|
|
  
THE VIRTUAL OFFICE OF WILLIAM A. DEMBSKI
Home |
Biosketch |
Personal Story |
Articles |
Other Resources
Why Evolutionary Algorithms Cannot Generate Specified Complexity
William A. Dembski
Appeared as Metaviews 152 (www.meta-list.org). 1999/11/1. Approximately 3575 words.
In my last piece for META, I asserted that evolutionary algorithms
cannot generate specified complexity and motivated this assertion by
pointing to the failure of Richard Dawkins's well-known METHINKS IT
IS LIKE A WEASEL example to generate specified complexity. My point
was that Dawkins's evolutionary algorithm converged on METHINKS IT IS
LIKE A WEASEL with probability one, and therefore reduced the
complexity of generating this sequence to zero. With reference to
specified complexity, complexity and probability are inverse notions:
High complexity presupposes many live possibilities and
correspondingly assigns low probability to anyone of these
possibilities. Thus, while it's true that shaking out random scrabble
pieces would render METHINKS IT IS LIKE A WEASEL highly improbable
(and therefore complex), Dawkins's evolutionary algorithm renders
that sequence certain and thereby removes its complexity. Basically,
the problem here is one of setting the relevant probabilistic
context. Within a random-scrabble-shaking-scenario, this sequence is
complex and specified, but within Dawkins's evolutionary algorithm it
is no longer complex (though it remains specified). I therefore
concluded my last piece by saying that just as Darwinian evolution
only delivers the **appearance** of design (an assertion all
Darwinists perforce accept), so too it only delivers the
**appearance** of specified complexity.
In this piece I want to develop this last point further. I want to
sketch a fuller justification for this failure of evolutionary
algorithms to generate specified complexity. Note that I'm not going
to provide a precise mathematical proof here. I'm simply going to
sketch the general mathematical considerations that lead me to regard
the attempt to generate specified complexity via evolutionary
algorithms as a fool's errand. Indeed, I'm going to argue that the
failure of evolutionary algorithms to generate actual specified
complexity counts decisively against their ability as general purpose
problem solvers and by implication raises substantive doubts about
the power of the Darwinian mechanism generally to produce the marvels
increasingly attributed to them. Note that in this piece I am keeping
the body of the text non-technical. Nonetheless, I include a set of
technical appendixes for those who want to see some of the relevant
mathematics.
In general terms, the problem of generating specified complexity
via an evolutionary algorithm can be conceived as follows. We are
given a phase space of possible solutions to a problem and a fitness
function over that phase space. Our task is to optimize this fitness
function by finding a point in the phase space that attains a certain
level of fitness. Think of it this way: The phase space is a vast
plane, the fitness function is a vast hollowed-out mountain-range
over the plane (complete with low-lying foothills and incredibly high
peaks). The task of an evolutionary algorithm is by moving around in
the plane to get to some point under the mountain-range where it
attains at least a certain height (e.g., 10,000 feet). The collection
of all such places on the plane where the mountain range attains at
least that height (here 10,000 feet) we will call the **target**.

Exercise:
Answer these questions from the essay on evolutionary algorithms:
(a) With what probability does the essay say Dawkins's algorithm converged on METHINKS IT IS LIKE A WEASEL?
(b) What does the essay include for readers who want to see some of the relevant mathematics?
(c) What example height does the essay give for the level the algorithm must reach under the mountain range?

Data provided:
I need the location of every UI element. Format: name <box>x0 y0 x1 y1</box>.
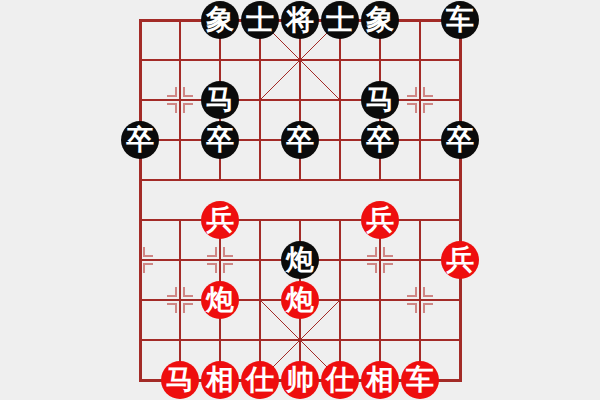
board-grid <box>0 0 600 400</box>
point-marker <box>184 87 193 96</box>
point-marker <box>167 104 176 113</box>
point-marker <box>367 247 376 256</box>
piece-black-soldier[interactable]: 卒 <box>361 121 399 159</box>
piece-red-advisor[interactable]: 仕 <box>241 361 279 399</box>
piece-black-soldier[interactable]: 卒 <box>281 121 319 159</box>
point-marker <box>224 264 233 273</box>
point-marker <box>144 264 153 273</box>
point-marker <box>184 304 193 313</box>
piece-black-general[interactable]: 将 <box>281 1 319 39</box>
point-marker <box>407 287 416 296</box>
point-marker <box>184 287 193 296</box>
point-marker <box>224 247 233 256</box>
point-marker <box>184 104 193 113</box>
point-marker <box>384 247 393 256</box>
piece-red-advisor[interactable]: 仕 <box>321 361 359 399</box>
piece-black-horse[interactable]: 马 <box>201 81 239 119</box>
piece-red-general[interactable]: 帅 <box>281 361 319 399</box>
piece-black-advisor[interactable]: 士 <box>321 1 359 39</box>
point-marker <box>144 247 153 256</box>
point-marker <box>167 304 176 313</box>
piece-red-elephant[interactable]: 相 <box>201 361 239 399</box>
piece-black-advisor[interactable]: 士 <box>241 1 279 39</box>
point-marker <box>167 87 176 96</box>
piece-black-soldier[interactable]: 卒 <box>121 121 159 159</box>
piece-black-soldier[interactable]: 卒 <box>201 121 239 159</box>
piece-red-soldier[interactable]: 兵 <box>201 201 239 239</box>
piece-black-elephant[interactable]: 象 <box>201 1 239 39</box>
point-marker <box>167 287 176 296</box>
xiangqi-board[interactable]: 象士将士象车马马卒卒卒卒卒炮兵兵兵炮炮马相仕帅仕相车 <box>0 0 600 400</box>
point-marker <box>407 104 416 113</box>
point-marker <box>424 87 433 96</box>
point-marker <box>424 104 433 113</box>
point-marker <box>407 304 416 313</box>
point-marker <box>424 304 433 313</box>
point-marker <box>407 87 416 96</box>
point-marker <box>384 264 393 273</box>
point-marker <box>424 287 433 296</box>
piece-black-cannon[interactable]: 炮 <box>281 241 319 279</box>
piece-red-cannon[interactable]: 炮 <box>201 281 239 319</box>
piece-red-cannon[interactable]: 炮 <box>281 281 319 319</box>
piece-red-elephant[interactable]: 相 <box>361 361 399 399</box>
piece-black-horse[interactable]: 马 <box>361 81 399 119</box>
piece-black-elephant[interactable]: 象 <box>361 1 399 39</box>
piece-red-chariot[interactable]: 车 <box>401 361 439 399</box>
piece-black-chariot[interactable]: 车 <box>441 1 479 39</box>
point-marker <box>207 247 216 256</box>
piece-red-horse[interactable]: 马 <box>161 361 199 399</box>
point-marker <box>367 264 376 273</box>
piece-red-soldier[interactable]: 兵 <box>361 201 399 239</box>
piece-black-soldier[interactable]: 卒 <box>441 121 479 159</box>
point-marker <box>207 264 216 273</box>
piece-red-soldier[interactable]: 兵 <box>441 241 479 279</box>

Written solution:
(a) Probability one.
(b) A set of technical appendixes.
(c) 10,000 feet.